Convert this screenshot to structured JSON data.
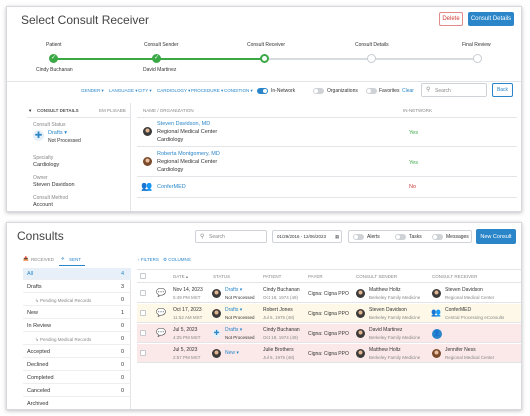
{
  "top": {
    "title": "Select Consult Receiver",
    "delete_label": "Delete",
    "consult_details_label": "Consult Details",
    "steps": [
      {
        "label": "Patient",
        "value": "Cindy Buchanan"
      },
      {
        "label": "Consult Sender",
        "value": "David Martinez"
      },
      {
        "label": "Consult Receiver",
        "value": ""
      },
      {
        "label": "Consult Details",
        "value": ""
      },
      {
        "label": "Final Review",
        "value": ""
      }
    ],
    "filters": [
      "GENDER ▾",
      "LANGUAGE ▾",
      "CITY ▾",
      "CARDIOLOGY ▾",
      "PROCEDURE ▾",
      "CONDITION ▾"
    ],
    "in_network_label": "In-Network",
    "organizations_label": "Organizations",
    "favorites_label": "Favorites",
    "clear_label": "Clear",
    "search_placeholder": "Search",
    "back_label": "Back",
    "sidebar": {
      "header": "CONSULT DETAILS",
      "ehr": "EM PLISABB",
      "status_label": "Consult Status",
      "status_value": "Drafts ▾",
      "status_sub": "Not Processed",
      "specialty_label": "Specialty",
      "specialty_value": "Cardiology",
      "owner_label": "Owner",
      "owner_value": "Steven Davidson",
      "method_label": "Consult Method",
      "method_value": "Account"
    },
    "table_headers": [
      "NAME / ORGANIZATION",
      "IN-NETWORK"
    ],
    "rows": [
      {
        "name": "Steven Davidson, MD",
        "org": "Regional Medical Center",
        "spec": "Cardiology",
        "net": "Yes"
      },
      {
        "name": "Roberta Montgomery, MD",
        "org": "Regional Medical Center",
        "spec": "Cardiology",
        "net": "Yes"
      },
      {
        "name": "ConferMED",
        "org": "",
        "spec": "",
        "net": "No"
      }
    ]
  },
  "bottom": {
    "title": "Consults",
    "search_placeholder": "Search",
    "date_range": "01/29/2016 - 12/06/2023",
    "toggles": [
      "Alerts",
      "Tasks",
      "Messages"
    ],
    "new_consult_label": "New Consult",
    "tabs": [
      "RECEIVED",
      "SENT"
    ],
    "filters_label": "FILTERS",
    "columns_label": "COLUMNS",
    "sidebar": [
      {
        "label": "All",
        "count": "4"
      },
      {
        "label": "Drafts",
        "count": "3"
      },
      {
        "label": "↳ Pending Medical Records",
        "count": "0"
      },
      {
        "label": "New",
        "count": "1"
      },
      {
        "label": "In Review",
        "count": "0"
      },
      {
        "label": "↳ Pending Medical Records",
        "count": "0"
      },
      {
        "label": "Accepted",
        "count": "0"
      },
      {
        "label": "Declined",
        "count": "0"
      },
      {
        "label": "Completed",
        "count": "0"
      },
      {
        "label": "Canceled",
        "count": "0"
      },
      {
        "label": "Archived",
        "count": ""
      }
    ],
    "headers": [
      "DATE ▴",
      "STATUS",
      "PATIENT",
      "PAYER",
      "CONSULT SENDER",
      "CONSULT RECEIVER"
    ],
    "rows": [
      {
        "date": "Nov 14, 2023",
        "time": "5:49 PM MST",
        "status": "Drafts ▾",
        "status_sub": "Not Processed",
        "patient": "Cindy Buchanan",
        "dob": "Oct 18, 1974 (49)",
        "payer": "Cigna: Cigna PPO",
        "sender": "Matthew Holtz",
        "sender_org": "Berkeley Family Medicine",
        "receiver": "Steven Davidson",
        "receiver_org": "Regional Medical Center",
        "bg": "#ffffff"
      },
      {
        "date": "Oct 17, 2023",
        "time": "11:52 AM MST",
        "status": "Drafts ▾",
        "status_sub": "Not Processed",
        "patient": "Robert Jones",
        "dob": "Jul 6, 1975 (48)",
        "payer": "Cigna: Cigna PPO",
        "sender": "Steven Davidson",
        "sender_org": "Berkeley Family Medicine",
        "receiver": "ConferMED",
        "receiver_org": "Central Processing eConsults",
        "bg": "#fdf8e8"
      },
      {
        "date": "Jul 5, 2023",
        "time": "4:25 PM MST",
        "status": "Drafts ▾",
        "status_sub": "Not Processed",
        "patient": "Cindy Buchanan",
        "dob": "Oct 18, 1974 (49)",
        "payer": "Cigna: Cigna PPO",
        "sender": "David Martinez",
        "sender_org": "Berkeley Family Medicine",
        "receiver": "",
        "receiver_org": "",
        "bg": "#fbe9e9"
      },
      {
        "date": "Jul 5, 2023",
        "time": "2:57 PM MST",
        "status": "New ▾",
        "status_sub": "",
        "patient": "Julie Brothers",
        "dob": "Jul 6, 1975 (48)",
        "payer": "Cigna: Cigna PPO",
        "sender": "Matthew Holtz",
        "sender_org": "Berkeley Family Medicine",
        "receiver": "Jennifer Ness",
        "receiver_org": "Regional Medical Center",
        "bg": "#fbe9e9"
      }
    ]
  }
}
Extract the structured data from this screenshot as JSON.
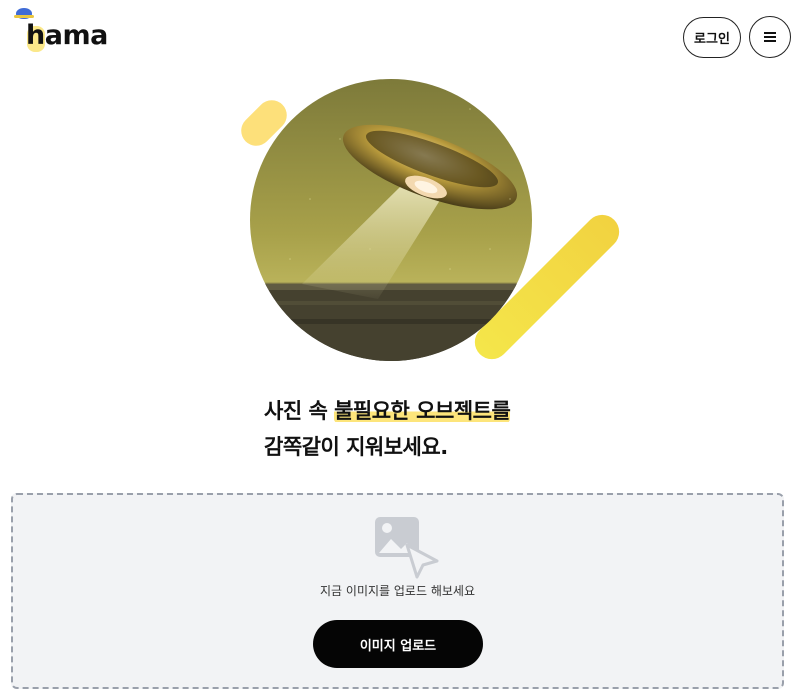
{
  "header": {
    "logo_text": "hama",
    "login_label": "로그인",
    "menu_icon": "hamburger-menu-icon"
  },
  "hero": {
    "image_description": "ufo-over-field-photo",
    "accent_colors": [
      "#fde07a",
      "#f2d240"
    ]
  },
  "headline": {
    "line1_prefix": "사진 속 ",
    "line1_highlight": "불필요한 오브젝트를",
    "line2": "감쪽같이 지워보세요."
  },
  "upload": {
    "icon": "image-upload-icon",
    "prompt": "지금 이미지를 업로드 해보세요",
    "button_label": "이미지 업로드"
  }
}
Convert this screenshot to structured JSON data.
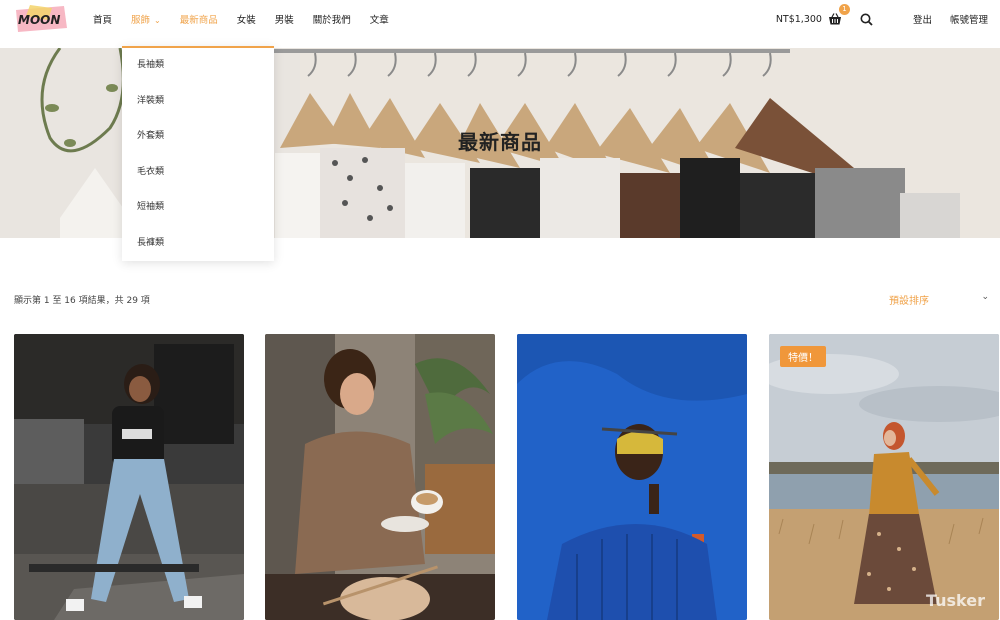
{
  "brand": {
    "logo_text": "MOON"
  },
  "nav": {
    "items": [
      {
        "label": "首頁"
      },
      {
        "label": "服飾",
        "active": true,
        "chevron": "⌄"
      },
      {
        "label": "最新商品",
        "highlight": true
      },
      {
        "label": "女裝"
      },
      {
        "label": "男裝"
      },
      {
        "label": "關於我們"
      },
      {
        "label": "文章"
      }
    ]
  },
  "header_right": {
    "cart_total": "NT$1,300",
    "cart_count": "1",
    "logout": "登出",
    "account": "帳號管理"
  },
  "hero": {
    "title": "最新商品"
  },
  "dropdown": {
    "items": [
      "長袖類",
      "洋裝類",
      "外套類",
      "毛衣類",
      "短袖類",
      "長褲類"
    ]
  },
  "results": {
    "count_text": "顯示第 1 至 16 項結果，共 29 項",
    "sort_label": "預設排序",
    "sort_chevron": "⌄"
  },
  "products": [
    {
      "badge": ""
    },
    {
      "badge": ""
    },
    {
      "badge": ""
    },
    {
      "badge": "特價！",
      "watermark": "Tusker"
    }
  ],
  "colors": {
    "accent": "#f0a34a",
    "badge": "#f0973a"
  }
}
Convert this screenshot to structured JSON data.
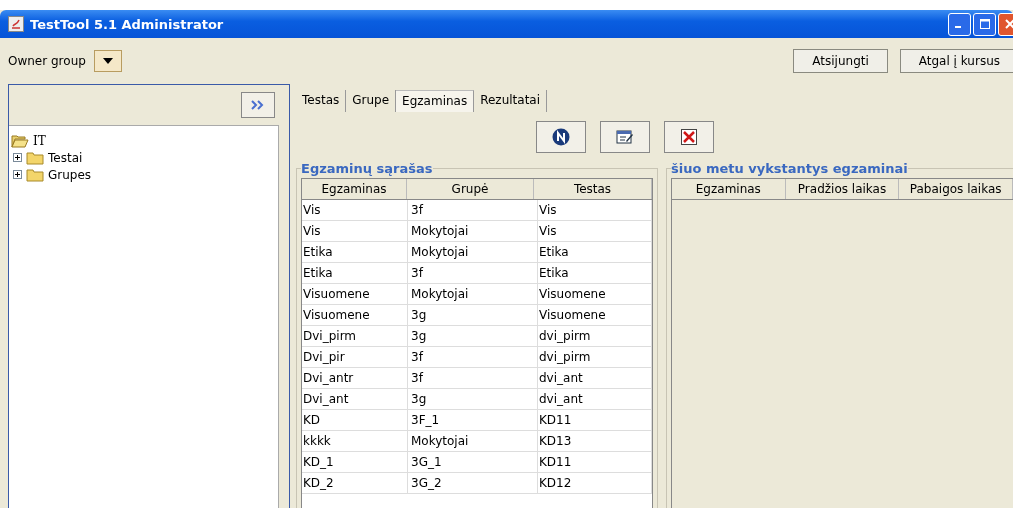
{
  "window": {
    "title": "TestTool 5.1 Administrator"
  },
  "toolbar": {
    "owner_group_label": "Owner group",
    "buttons": [
      "Atsijungti",
      "Atgal į kursus"
    ]
  },
  "tree": {
    "items": [
      {
        "label": "IT",
        "expanded": true,
        "children": [
          {
            "label": "Testai",
            "expanded": false
          },
          {
            "label": "Grupes",
            "expanded": false
          }
        ]
      }
    ]
  },
  "tabs": [
    {
      "label": "Testas",
      "selected": false
    },
    {
      "label": "Grupe",
      "selected": false
    },
    {
      "label": "Egzaminas",
      "selected": true
    },
    {
      "label": "Rezultatai",
      "selected": false
    }
  ],
  "actions": [
    {
      "kind": "new"
    },
    {
      "kind": "edit"
    },
    {
      "kind": "delete"
    }
  ],
  "exams": {
    "title": "Egzaminų sąrašas",
    "columns": [
      "Egzaminas",
      "Grupė",
      "Testas"
    ],
    "rows": [
      [
        "Vis",
        "3f",
        "Vis"
      ],
      [
        "Vis",
        "Mokytojai",
        "Vis"
      ],
      [
        "Etika",
        "Mokytojai",
        "Etika"
      ],
      [
        "Etika",
        "3f",
        "Etika"
      ],
      [
        "Visuomene",
        "Mokytojai",
        "Visuomene"
      ],
      [
        "Visuomene",
        "3g",
        "Visuomene"
      ],
      [
        "Dvi_pirm",
        "3g",
        "dvi_pirm"
      ],
      [
        "Dvi_pir",
        "3f",
        "dvi_pirm"
      ],
      [
        "Dvi_antr",
        "3f",
        "dvi_ant"
      ],
      [
        "Dvi_ant",
        "3g",
        "dvi_ant"
      ],
      [
        "KD",
        "3F_1",
        "KD11"
      ],
      [
        "kkkk",
        "Mokytojai",
        "KD13"
      ],
      [
        "KD_1",
        "3G_1",
        "KD11"
      ],
      [
        "KD_2",
        "3G_2",
        "KD12"
      ]
    ]
  },
  "running": {
    "title": "šiuo metu vykstantys egzaminai",
    "columns": [
      "Egzaminas",
      "Pradžios laikas",
      "Pabaigos laikas"
    ]
  }
}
--*--
◆ **Goal**
From the entries above, copy every line containing the word "Martinez".

◆ **Solution**
        "value": "David Martinez"
        "sender": "David Martinez",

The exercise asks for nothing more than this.